Entries with figure data
# # #

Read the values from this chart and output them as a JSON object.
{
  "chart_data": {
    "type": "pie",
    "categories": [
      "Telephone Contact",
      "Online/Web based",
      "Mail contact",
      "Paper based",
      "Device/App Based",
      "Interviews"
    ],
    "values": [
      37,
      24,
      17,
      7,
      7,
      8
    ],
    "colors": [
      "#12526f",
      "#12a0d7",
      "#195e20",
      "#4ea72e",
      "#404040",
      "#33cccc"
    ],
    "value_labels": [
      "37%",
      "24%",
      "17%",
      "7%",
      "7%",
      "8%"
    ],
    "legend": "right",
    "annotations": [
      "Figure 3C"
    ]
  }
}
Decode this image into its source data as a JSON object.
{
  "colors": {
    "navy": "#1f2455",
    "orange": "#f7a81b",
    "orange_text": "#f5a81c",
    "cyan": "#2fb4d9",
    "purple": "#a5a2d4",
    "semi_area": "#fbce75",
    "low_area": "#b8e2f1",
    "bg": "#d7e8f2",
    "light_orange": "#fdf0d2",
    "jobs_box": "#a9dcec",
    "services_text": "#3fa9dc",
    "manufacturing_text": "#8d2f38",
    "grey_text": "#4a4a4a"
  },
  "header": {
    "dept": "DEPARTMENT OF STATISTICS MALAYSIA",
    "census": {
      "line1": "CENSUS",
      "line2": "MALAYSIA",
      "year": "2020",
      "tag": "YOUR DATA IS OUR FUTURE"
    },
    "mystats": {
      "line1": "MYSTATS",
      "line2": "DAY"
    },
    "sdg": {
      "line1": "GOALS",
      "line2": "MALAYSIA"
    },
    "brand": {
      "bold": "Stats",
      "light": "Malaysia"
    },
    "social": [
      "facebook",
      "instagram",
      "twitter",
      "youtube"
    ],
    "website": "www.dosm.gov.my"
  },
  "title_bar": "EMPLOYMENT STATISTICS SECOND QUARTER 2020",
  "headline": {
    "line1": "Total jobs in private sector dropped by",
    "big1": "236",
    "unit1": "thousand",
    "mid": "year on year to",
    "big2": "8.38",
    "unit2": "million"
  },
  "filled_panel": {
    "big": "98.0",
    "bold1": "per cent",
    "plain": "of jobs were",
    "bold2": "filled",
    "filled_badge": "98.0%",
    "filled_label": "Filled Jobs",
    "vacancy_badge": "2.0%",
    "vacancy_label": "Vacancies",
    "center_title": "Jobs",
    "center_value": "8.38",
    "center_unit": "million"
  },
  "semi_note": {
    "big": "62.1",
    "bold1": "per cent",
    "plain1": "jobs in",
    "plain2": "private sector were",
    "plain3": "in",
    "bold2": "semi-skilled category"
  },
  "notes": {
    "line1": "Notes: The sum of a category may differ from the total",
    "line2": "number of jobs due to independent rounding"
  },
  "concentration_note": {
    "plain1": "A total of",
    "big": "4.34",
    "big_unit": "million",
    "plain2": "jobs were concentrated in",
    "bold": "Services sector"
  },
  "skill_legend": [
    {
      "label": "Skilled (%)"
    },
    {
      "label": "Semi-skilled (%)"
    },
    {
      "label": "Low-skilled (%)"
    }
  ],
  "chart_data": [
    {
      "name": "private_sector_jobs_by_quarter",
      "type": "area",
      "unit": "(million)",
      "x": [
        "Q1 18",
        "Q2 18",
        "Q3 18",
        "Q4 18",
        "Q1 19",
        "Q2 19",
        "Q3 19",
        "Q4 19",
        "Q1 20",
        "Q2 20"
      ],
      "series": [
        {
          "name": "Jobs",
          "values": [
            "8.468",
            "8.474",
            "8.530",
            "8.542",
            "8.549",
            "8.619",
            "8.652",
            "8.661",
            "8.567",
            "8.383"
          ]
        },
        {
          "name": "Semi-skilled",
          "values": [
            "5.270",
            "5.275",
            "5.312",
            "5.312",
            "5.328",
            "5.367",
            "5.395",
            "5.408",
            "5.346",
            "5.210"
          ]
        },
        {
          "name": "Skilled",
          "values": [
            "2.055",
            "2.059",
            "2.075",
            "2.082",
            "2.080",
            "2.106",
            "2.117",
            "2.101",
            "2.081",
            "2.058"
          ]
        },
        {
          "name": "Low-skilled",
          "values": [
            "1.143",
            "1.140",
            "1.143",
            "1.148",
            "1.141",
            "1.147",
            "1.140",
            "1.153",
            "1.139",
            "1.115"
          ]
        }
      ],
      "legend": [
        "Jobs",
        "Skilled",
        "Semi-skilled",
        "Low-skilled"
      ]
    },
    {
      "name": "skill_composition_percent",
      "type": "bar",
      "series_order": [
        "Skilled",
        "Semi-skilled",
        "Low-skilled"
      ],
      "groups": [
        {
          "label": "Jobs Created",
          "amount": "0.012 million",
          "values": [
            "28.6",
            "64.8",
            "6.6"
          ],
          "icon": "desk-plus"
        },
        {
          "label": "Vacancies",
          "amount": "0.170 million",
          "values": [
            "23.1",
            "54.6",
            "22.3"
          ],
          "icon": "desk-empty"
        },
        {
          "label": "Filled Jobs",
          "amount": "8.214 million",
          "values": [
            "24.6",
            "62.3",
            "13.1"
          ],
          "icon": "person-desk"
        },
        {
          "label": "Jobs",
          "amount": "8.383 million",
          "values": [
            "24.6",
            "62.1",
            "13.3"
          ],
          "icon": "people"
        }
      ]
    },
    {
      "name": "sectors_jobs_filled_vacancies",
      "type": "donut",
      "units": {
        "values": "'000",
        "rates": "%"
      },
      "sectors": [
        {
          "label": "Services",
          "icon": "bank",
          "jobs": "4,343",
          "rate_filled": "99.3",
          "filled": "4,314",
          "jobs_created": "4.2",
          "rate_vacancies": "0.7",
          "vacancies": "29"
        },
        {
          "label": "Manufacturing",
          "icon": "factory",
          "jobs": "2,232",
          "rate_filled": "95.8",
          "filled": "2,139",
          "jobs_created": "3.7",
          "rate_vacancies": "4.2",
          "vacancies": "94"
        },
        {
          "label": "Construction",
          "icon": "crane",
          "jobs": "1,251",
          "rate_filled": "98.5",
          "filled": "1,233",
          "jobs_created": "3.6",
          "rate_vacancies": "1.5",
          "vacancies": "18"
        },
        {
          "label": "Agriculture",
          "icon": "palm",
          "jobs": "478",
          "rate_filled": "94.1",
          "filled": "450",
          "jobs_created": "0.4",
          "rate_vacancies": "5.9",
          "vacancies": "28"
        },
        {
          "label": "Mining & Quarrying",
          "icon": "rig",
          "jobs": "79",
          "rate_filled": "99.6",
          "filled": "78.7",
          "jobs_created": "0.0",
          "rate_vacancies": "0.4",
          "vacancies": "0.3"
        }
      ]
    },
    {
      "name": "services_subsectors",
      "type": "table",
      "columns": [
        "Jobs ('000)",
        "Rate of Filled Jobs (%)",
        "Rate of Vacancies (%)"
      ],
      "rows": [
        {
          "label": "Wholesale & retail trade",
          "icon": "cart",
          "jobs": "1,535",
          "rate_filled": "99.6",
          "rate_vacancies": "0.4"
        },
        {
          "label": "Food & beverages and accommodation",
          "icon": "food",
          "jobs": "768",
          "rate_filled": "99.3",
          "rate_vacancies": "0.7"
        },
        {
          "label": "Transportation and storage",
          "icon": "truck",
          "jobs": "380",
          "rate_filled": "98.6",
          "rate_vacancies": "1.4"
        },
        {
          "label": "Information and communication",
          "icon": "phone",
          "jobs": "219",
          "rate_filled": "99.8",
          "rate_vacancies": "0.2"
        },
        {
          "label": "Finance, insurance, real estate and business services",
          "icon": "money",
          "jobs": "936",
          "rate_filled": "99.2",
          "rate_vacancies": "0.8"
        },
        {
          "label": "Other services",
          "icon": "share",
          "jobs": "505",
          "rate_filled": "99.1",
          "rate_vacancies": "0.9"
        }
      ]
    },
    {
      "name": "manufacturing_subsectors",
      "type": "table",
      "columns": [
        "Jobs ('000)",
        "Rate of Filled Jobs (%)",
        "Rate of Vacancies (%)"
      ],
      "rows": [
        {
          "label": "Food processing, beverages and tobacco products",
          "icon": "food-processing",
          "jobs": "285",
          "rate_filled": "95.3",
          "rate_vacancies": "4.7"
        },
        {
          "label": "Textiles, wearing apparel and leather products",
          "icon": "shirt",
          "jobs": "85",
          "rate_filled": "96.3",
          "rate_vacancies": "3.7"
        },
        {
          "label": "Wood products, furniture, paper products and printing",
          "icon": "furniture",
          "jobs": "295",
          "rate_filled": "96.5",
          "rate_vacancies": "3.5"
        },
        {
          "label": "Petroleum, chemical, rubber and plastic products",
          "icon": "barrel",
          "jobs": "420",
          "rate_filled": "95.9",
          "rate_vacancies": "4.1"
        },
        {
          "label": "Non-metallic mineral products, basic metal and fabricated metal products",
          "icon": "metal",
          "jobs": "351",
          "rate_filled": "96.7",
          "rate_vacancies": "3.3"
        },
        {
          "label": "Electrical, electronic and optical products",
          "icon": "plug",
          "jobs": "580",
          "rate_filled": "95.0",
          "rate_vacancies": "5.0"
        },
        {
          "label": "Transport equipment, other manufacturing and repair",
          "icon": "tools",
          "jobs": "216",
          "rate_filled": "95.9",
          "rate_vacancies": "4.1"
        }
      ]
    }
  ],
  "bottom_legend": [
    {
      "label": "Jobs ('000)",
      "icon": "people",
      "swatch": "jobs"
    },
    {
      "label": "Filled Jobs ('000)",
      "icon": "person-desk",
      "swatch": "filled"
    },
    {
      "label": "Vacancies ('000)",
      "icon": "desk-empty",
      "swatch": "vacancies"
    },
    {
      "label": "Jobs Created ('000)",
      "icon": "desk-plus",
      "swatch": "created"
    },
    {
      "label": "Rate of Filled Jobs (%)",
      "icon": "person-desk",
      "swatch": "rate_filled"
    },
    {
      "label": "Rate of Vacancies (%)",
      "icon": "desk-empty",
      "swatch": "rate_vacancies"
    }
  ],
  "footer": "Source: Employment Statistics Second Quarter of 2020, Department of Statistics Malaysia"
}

# # #

# TASK DETAILS:
Copy each line of the entries that includes the word "name".

# ANSWER TO THIS TASK:
      "name": "private_sector_jobs_by_quarter",
          "name": "Jobs",
          "name": "Semi-skilled",
          "name": "Skilled",
          "name": "Low-skilled",
      "name": "skill_composition_percent",
      "name": "sectors_jobs_filled_vacancies",
      "name": "services_subsectors",
      "name": "manufacturing_subsectors",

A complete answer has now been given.